| Written problem |
Identify and copy all lines of the material where the string "Trona" is found.
*** Supplied data ***
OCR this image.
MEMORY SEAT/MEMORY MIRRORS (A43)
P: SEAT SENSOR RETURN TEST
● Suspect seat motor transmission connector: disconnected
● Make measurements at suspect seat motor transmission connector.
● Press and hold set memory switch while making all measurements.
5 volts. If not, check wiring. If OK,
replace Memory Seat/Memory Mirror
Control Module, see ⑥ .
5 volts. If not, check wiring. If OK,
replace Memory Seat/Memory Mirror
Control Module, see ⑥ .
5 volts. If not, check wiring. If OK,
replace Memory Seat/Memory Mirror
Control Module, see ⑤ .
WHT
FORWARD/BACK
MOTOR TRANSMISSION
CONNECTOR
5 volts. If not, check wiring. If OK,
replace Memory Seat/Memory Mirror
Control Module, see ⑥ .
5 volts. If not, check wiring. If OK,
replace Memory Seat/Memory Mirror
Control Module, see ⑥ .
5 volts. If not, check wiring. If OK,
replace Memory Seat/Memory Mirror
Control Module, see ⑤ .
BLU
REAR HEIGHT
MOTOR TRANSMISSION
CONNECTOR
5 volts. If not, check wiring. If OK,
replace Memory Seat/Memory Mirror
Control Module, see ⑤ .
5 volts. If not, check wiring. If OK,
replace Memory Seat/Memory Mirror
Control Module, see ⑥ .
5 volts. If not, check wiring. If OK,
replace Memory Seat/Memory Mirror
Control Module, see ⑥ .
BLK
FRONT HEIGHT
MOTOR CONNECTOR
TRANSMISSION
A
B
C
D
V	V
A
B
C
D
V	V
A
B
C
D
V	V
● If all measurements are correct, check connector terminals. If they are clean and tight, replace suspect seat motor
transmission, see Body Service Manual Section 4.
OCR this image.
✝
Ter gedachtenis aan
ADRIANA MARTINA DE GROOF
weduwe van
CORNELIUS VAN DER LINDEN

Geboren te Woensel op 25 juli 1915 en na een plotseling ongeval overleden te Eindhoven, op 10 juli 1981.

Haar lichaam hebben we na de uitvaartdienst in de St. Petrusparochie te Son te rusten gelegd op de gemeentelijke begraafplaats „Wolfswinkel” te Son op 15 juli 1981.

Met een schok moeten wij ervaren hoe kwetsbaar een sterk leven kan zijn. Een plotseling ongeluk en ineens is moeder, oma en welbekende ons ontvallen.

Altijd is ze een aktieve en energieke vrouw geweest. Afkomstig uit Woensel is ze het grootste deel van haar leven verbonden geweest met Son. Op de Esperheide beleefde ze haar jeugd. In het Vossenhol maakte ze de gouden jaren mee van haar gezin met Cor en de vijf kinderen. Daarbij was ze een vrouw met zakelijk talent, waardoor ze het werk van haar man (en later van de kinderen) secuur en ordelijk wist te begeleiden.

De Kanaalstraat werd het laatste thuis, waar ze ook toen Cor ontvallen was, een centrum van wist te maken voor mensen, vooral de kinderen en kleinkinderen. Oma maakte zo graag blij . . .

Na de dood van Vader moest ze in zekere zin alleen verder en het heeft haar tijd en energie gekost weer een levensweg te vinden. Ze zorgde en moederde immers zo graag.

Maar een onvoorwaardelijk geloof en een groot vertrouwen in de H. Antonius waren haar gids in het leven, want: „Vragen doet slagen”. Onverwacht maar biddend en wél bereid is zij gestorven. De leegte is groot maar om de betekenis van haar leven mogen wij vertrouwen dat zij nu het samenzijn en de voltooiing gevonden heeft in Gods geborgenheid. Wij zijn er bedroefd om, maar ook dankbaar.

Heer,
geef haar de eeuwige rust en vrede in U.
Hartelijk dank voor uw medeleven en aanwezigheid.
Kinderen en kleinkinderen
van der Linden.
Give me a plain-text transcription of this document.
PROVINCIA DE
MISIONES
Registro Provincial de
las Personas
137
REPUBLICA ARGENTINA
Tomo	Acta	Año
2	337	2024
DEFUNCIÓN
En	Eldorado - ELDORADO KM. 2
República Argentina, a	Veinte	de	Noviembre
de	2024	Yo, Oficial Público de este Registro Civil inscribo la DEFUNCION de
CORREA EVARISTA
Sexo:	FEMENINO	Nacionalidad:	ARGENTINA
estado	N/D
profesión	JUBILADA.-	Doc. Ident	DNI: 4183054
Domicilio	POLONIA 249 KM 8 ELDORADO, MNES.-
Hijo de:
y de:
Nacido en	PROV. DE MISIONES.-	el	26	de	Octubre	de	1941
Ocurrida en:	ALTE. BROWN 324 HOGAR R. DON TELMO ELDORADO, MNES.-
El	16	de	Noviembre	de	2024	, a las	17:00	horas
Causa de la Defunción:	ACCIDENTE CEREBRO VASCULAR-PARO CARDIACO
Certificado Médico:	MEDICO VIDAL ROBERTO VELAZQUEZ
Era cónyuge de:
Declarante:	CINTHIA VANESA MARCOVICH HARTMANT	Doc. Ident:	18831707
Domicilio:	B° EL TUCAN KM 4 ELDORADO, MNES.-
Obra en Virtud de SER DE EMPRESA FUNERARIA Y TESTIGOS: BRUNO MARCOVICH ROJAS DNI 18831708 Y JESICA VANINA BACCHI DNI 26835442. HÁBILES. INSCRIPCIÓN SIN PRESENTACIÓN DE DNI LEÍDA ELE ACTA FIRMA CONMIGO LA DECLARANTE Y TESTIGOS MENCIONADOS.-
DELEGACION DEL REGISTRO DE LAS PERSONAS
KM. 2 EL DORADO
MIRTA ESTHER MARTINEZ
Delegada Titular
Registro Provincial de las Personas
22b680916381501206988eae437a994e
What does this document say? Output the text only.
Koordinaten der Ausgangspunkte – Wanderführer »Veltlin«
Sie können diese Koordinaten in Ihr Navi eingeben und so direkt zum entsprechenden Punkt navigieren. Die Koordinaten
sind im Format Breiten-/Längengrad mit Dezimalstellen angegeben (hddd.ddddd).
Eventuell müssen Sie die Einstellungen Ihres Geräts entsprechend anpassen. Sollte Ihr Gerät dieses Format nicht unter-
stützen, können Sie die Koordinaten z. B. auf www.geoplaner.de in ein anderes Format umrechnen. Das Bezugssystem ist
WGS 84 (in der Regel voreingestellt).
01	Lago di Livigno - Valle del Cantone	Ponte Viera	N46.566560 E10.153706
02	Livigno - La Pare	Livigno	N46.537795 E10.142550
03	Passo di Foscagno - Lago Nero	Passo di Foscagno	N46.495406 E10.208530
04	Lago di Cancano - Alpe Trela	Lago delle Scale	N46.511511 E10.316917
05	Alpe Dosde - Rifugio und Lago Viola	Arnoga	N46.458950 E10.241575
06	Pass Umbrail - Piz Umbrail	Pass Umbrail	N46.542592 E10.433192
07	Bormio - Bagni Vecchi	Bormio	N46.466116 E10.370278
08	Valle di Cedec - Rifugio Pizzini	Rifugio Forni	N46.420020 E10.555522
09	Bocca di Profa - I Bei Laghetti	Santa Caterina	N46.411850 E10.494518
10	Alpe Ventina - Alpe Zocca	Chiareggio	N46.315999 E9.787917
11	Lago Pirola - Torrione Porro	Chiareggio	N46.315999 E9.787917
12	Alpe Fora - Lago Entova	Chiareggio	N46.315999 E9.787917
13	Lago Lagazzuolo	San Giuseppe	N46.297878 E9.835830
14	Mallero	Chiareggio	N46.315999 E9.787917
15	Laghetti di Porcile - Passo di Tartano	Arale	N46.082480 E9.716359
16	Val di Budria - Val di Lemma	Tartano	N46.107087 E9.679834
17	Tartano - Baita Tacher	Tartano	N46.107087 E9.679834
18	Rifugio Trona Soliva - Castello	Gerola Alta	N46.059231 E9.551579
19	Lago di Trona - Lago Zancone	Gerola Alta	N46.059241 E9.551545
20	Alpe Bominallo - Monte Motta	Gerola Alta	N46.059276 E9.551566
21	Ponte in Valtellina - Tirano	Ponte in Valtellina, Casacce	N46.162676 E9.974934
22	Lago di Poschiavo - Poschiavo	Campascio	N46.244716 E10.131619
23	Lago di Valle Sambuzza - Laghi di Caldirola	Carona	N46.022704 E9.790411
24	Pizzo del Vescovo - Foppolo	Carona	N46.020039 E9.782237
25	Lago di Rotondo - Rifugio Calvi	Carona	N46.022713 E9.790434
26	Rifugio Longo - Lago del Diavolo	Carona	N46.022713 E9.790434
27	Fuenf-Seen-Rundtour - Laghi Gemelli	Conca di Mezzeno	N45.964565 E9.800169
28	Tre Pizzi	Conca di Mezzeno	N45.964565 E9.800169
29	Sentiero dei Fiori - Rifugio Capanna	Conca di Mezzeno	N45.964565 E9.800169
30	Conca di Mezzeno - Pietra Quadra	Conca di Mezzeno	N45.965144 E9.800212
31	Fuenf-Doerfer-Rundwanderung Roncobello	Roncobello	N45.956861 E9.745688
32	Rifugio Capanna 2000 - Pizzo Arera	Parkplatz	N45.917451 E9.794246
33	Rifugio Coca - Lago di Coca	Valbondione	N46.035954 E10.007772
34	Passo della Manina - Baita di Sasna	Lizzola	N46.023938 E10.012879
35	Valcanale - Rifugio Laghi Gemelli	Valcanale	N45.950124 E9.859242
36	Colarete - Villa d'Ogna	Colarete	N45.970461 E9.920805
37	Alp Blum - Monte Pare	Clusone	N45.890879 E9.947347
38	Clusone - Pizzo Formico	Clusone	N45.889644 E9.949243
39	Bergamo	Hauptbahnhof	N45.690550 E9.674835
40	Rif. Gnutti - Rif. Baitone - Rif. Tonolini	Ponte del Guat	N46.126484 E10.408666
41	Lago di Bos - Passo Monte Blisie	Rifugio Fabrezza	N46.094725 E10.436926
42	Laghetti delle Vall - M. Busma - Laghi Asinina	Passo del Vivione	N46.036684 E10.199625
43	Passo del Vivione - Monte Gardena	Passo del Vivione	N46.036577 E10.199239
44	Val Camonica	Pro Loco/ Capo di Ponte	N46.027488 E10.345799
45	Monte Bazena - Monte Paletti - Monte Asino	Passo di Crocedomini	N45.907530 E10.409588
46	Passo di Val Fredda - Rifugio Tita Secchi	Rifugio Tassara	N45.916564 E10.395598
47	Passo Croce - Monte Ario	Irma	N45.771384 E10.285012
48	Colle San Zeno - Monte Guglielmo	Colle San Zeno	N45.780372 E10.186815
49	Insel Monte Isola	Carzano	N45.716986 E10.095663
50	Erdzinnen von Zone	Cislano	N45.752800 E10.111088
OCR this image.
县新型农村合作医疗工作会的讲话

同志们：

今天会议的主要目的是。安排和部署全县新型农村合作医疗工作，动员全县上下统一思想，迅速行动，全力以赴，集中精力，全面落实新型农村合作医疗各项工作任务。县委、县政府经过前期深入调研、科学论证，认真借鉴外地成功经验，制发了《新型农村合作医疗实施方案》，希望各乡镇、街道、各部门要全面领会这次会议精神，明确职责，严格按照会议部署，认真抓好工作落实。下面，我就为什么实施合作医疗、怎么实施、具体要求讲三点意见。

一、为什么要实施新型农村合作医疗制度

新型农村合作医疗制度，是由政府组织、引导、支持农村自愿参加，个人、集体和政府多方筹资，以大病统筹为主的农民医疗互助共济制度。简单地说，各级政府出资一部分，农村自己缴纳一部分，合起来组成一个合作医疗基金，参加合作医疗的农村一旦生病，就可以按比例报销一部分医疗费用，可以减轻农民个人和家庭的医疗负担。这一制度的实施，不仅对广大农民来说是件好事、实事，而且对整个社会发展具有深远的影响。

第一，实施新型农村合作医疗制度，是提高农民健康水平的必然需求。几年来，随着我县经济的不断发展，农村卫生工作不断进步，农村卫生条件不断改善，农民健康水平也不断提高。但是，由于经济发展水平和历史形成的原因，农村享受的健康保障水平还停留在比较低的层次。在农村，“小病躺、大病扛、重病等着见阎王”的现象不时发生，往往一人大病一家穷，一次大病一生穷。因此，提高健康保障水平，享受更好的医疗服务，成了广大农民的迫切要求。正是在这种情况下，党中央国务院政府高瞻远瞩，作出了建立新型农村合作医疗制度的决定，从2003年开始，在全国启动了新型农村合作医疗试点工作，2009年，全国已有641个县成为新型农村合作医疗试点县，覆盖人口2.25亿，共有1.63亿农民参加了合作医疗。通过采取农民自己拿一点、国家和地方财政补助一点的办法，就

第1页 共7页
***
| Solution to this task |
18	Rifugio Trona Soliva - Castello	Gerola Alta	N46.059231 E9.551579
19	Lago di Trona - Lago Zancone	Gerola Alta	N46.059241 E9.551545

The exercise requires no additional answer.